- _What you should do_:
Retype the records below exactly as they appear.

- _Exercise material_:
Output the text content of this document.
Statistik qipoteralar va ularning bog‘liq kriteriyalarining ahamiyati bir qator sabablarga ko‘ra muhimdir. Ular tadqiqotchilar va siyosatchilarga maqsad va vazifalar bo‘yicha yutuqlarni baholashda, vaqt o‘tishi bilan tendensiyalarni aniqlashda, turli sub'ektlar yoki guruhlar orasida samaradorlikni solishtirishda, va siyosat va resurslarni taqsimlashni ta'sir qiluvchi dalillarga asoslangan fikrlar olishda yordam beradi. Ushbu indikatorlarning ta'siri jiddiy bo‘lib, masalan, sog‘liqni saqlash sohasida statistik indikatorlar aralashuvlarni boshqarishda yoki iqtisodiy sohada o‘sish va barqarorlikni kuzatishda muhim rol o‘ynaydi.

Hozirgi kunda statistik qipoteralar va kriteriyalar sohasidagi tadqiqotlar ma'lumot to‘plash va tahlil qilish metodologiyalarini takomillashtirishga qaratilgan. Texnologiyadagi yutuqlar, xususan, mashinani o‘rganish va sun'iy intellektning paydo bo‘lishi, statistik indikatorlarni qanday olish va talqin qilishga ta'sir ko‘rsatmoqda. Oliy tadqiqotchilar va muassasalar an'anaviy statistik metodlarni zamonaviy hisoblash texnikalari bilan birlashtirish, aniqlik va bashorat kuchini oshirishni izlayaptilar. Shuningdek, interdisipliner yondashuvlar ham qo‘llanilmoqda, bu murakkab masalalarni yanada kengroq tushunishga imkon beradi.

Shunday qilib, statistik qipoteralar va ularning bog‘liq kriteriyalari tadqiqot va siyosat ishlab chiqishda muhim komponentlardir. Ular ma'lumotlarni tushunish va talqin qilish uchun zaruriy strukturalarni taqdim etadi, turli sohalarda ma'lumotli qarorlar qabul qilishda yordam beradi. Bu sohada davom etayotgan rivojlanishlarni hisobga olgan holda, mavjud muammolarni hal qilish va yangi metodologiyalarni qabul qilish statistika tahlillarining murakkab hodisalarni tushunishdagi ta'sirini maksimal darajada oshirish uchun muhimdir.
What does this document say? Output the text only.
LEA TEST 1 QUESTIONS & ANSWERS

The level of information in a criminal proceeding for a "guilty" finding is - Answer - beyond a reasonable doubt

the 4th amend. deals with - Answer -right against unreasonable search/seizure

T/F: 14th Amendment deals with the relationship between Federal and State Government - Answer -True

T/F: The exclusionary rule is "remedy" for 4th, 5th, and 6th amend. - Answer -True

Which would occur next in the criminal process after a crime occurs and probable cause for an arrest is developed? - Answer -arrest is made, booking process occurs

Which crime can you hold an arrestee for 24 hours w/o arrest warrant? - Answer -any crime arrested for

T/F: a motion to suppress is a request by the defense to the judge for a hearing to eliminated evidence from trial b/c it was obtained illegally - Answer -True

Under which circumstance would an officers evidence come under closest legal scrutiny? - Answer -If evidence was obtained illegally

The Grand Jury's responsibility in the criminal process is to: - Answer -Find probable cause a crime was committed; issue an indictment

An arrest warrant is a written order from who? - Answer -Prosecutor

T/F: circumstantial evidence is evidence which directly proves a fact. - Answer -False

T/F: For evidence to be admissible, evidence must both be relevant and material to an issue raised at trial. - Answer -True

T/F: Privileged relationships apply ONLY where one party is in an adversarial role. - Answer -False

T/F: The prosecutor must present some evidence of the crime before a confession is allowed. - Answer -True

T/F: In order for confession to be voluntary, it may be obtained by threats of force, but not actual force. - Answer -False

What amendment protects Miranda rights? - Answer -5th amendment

- _Response to the exercise_:
Output the text content of this document.
Statistik qipoteralar va ularning bog‘liq kriteriyalarining ahamiyati bir qator sabablarga ko‘ra muhimdir. Ular tadqiqotchilar va siyosatchilarga maqsad va vazifalar bo‘yicha yutuqlarni baholashda, vaqt o‘tishi bilan tendensiyalarni aniqlashda, turli sub'ektlar yoki guruhlar orasida samaradorlikni solishtirishda, va siyosat va resurslarni taqsimlashni ta'sir qiluvchi dalillarga asoslangan fikrlar olishda yordam beradi. Ushbu indikatorlarning ta'siri jiddiy bo‘lib, masalan, sog‘liqni saqlash sohasida statistik indikatorlar aralashuvlarni boshqarishda yoki iqtisodiy sohada o‘sish va barqarorlikni kuzatishda muhim rol o‘ynaydi.

Hozirgi kunda statistik qipoteralar va kriteriyalar sohasidagi tadqiqotlar ma'lumot to‘plash va tahlil qilish metodologiyalarini takomillashtirishga qaratilgan. Texnologiyadagi yutuqlar, xususan, mashinani o‘rganish va sun'iy intellektning paydo bo‘lishi, statistik indikatorlarni qanday olish va talqin qilishga ta'sir ko‘rsatmoqda. Oliy tadqiqotchilar va muassasalar an'anaviy statistik metodlarni zamonaviy hisoblash texnikalari bilan birlashtirish, aniqlik va bashorat kuchini oshirishni izlayaptilar. Shuningdek, interdisipliner yondashuvlar ham qo‘llanilmoqda, bu murakkab masalalarni yanada kengroq tushunishga imkon beradi.

Shunday qilib, statistik qipoteralar va ularning bog‘liq kriteriyalari tadqiqot va siyosat ishlab chiqishda muhim komponentlardir. Ular ma'lumotlarni tushunish va talqin qilish uchun zaruriy strukturalarni taqdim etadi, turli sohalarda ma'lumotli qarorlar qabul qilishda yordam beradi. Bu sohada davom etayotgan rivojlanishlarni hisobga olgan holda, mavjud muammolarni hal qilish va yangi metodologiyalarni qabul qilish statistika tahlillarining murakkab hodisalarni tushunishdagi ta'sirini maksimal darajada oshirish uchun muhimdir.
What does this document say? Output the text only.
LEA TEST 1 QUESTIONS & ANSWERS

The level of information in a criminal proceeding for a "guilty" finding is - Answer - beyond a reasonable doubt

the 4th amend. deals with - Answer -right against unreasonable search/seizure

T/F: 14th Amendment deals with the relationship between Federal and State Government - Answer -True

T/F: The exclusionary rule is "remedy" for 4th, 5th, and 6th amend. - Answer -True

Which would occur next in the criminal process after a crime occurs and probable cause for an arrest is developed? - Answer -arrest is made, booking process occurs

Which crime can you hold an arrestee for 24 hours w/o arrest warrant? - Answer -any crime arrested for

T/F: a motion to suppress is a request by the defense to the judge for a hearing to eliminated evidence from trial b/c it was obtained illegally - Answer -True

Under which circumstance would an officers evidence come under closest legal scrutiny? - Answer -If evidence was obtained illegally

The Grand Jury's responsibility in the criminal process is to: - Answer -Find probable cause a crime was committed; issue an indictment

An arrest warrant is a written order from who? - Answer -Prosecutor

T/F: circumstantial evidence is evidence which directly proves a fact. - Answer -False

T/F: For evidence to be admissible, evidence must both be relevant and material to an issue raised at trial. - Answer -True

T/F: Privileged relationships apply ONLY where one party is in an adversarial role. - Answer -False

T/F: The prosecutor must present some evidence of the crime before a confession is allowed. - Answer -True

T/F: In order for confession to be voluntary, it may be obtained by threats of force, but not actual force. - Answer -False

What amendment protects Miranda rights? - Answer -5th amendment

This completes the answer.